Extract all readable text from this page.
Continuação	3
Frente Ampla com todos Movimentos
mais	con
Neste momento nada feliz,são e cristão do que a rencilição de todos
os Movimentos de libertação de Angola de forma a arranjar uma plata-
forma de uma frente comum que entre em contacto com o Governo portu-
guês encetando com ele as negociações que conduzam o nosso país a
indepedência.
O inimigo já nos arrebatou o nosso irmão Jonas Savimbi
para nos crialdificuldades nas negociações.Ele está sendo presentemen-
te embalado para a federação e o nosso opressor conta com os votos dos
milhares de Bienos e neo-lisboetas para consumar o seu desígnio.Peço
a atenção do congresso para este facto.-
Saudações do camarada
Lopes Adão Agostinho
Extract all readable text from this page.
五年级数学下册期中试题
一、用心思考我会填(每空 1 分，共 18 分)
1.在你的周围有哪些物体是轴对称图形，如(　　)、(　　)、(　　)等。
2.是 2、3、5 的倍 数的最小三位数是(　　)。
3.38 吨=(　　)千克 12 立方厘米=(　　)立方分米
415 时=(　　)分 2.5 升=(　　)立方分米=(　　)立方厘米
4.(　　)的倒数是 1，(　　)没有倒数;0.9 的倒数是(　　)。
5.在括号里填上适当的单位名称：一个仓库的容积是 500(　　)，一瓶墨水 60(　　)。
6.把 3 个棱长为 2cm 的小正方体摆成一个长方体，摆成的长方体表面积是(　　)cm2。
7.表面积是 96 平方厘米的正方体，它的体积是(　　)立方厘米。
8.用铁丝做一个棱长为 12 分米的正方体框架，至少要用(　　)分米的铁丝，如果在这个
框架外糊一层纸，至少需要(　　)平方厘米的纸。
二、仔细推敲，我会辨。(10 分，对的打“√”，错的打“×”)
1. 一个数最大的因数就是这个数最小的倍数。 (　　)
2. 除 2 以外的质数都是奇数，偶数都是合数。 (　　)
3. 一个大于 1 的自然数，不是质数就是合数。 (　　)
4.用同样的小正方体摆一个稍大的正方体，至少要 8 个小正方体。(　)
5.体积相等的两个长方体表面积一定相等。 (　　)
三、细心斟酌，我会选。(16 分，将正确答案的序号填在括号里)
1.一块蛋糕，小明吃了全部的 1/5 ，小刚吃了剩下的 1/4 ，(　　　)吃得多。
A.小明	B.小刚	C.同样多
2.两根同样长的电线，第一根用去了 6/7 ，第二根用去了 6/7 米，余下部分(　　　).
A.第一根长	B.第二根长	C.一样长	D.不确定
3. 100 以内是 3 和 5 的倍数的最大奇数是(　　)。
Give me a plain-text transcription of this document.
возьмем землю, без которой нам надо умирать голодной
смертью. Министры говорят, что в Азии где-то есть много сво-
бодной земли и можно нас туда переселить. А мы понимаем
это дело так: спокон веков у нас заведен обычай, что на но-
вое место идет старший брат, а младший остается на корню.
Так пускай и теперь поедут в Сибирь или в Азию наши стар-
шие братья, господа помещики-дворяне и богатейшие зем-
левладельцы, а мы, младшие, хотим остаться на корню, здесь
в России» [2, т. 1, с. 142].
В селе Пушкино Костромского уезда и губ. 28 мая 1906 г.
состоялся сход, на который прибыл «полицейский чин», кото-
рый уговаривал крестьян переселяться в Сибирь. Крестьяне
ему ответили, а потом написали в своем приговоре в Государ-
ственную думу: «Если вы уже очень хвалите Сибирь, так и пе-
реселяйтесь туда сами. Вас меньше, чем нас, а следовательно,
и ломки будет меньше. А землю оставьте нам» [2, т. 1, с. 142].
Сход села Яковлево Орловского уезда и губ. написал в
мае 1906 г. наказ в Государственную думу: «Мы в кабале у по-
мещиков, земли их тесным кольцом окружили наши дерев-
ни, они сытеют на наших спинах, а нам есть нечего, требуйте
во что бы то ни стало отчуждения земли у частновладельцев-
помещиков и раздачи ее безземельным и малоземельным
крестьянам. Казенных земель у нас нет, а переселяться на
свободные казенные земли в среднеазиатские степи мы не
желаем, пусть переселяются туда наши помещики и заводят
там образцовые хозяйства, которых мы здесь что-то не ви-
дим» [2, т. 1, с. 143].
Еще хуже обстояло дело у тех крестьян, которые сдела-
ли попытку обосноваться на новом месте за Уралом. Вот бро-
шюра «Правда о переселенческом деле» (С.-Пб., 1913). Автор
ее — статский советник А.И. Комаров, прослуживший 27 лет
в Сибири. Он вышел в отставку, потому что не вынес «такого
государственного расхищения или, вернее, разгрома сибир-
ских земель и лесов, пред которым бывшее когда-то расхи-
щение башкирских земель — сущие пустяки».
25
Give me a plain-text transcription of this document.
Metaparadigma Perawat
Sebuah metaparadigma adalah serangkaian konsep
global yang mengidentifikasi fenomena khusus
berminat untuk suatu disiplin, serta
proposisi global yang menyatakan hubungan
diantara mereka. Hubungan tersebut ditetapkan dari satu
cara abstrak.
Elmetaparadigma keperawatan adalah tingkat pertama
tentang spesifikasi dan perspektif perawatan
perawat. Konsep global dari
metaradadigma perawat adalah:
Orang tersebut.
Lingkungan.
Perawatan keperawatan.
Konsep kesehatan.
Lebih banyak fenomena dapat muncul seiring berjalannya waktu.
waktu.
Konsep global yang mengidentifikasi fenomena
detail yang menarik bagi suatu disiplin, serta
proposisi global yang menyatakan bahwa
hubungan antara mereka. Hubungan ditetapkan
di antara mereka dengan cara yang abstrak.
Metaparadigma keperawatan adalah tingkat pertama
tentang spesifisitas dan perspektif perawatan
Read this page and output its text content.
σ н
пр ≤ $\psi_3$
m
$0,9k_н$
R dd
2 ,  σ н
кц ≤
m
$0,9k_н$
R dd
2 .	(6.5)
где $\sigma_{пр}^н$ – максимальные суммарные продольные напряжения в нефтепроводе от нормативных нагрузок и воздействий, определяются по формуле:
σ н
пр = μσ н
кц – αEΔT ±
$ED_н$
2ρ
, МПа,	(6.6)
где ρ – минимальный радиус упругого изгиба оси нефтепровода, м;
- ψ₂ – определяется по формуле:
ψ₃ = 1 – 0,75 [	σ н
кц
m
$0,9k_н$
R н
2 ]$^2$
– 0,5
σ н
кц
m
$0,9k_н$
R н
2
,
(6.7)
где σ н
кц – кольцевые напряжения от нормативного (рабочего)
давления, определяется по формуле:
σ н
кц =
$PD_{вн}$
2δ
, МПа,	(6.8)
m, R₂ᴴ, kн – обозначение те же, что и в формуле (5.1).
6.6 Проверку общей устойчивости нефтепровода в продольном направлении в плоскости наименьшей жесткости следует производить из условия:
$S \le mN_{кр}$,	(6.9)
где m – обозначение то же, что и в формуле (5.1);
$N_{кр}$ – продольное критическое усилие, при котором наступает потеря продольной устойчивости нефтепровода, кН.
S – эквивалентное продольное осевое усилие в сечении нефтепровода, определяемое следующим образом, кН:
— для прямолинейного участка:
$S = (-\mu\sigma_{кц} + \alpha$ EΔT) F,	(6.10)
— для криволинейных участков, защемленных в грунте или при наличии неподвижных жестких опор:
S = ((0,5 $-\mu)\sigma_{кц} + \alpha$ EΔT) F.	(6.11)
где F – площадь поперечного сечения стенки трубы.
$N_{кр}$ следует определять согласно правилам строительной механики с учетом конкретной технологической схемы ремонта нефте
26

*The request*. List all lines where "alpha" occurs.

*The answer*.
$S = (-\mu\sigma_{кц} + \alpha$ EΔT) F,	(6.10)
S = ((0,5 $-\mu)\sigma_{кц} + \alpha$ EΔT) F.	(6.11)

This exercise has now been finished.